* Exercise details
Among the records below, find each line that includes the string "Traditional" and copy it.

Items from a figure collection
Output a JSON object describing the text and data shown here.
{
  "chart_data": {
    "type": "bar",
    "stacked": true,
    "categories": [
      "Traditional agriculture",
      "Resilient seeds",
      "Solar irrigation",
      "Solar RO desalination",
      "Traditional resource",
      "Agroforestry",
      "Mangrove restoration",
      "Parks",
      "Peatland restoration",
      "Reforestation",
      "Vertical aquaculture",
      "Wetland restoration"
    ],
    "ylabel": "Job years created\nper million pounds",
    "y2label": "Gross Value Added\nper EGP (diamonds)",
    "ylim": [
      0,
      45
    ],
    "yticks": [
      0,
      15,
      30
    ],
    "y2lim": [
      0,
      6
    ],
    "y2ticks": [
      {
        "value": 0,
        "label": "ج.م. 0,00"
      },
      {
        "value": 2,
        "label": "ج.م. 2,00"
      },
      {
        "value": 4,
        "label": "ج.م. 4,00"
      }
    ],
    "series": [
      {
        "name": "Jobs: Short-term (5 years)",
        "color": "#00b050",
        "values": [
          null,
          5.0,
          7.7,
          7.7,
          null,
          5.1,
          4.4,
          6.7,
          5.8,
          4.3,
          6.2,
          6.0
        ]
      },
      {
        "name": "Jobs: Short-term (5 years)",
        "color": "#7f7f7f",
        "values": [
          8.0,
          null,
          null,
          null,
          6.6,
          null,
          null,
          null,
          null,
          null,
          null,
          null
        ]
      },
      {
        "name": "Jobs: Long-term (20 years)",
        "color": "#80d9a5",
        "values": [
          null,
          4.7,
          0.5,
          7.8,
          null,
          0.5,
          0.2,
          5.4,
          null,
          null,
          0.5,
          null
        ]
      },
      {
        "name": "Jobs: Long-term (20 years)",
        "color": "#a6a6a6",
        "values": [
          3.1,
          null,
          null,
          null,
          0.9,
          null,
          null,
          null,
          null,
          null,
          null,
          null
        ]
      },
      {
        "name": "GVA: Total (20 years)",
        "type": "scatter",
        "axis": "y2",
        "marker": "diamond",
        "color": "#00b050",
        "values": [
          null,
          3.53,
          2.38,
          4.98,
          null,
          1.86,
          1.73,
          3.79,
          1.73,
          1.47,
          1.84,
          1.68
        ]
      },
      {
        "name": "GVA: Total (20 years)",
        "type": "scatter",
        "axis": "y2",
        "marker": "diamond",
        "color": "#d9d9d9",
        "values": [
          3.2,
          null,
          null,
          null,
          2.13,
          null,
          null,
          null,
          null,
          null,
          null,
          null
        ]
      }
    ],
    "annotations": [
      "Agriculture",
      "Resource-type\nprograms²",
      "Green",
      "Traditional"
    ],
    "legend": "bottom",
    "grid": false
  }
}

* Result
      "Traditional agriculture",
      "Traditional resource",
      "Traditional"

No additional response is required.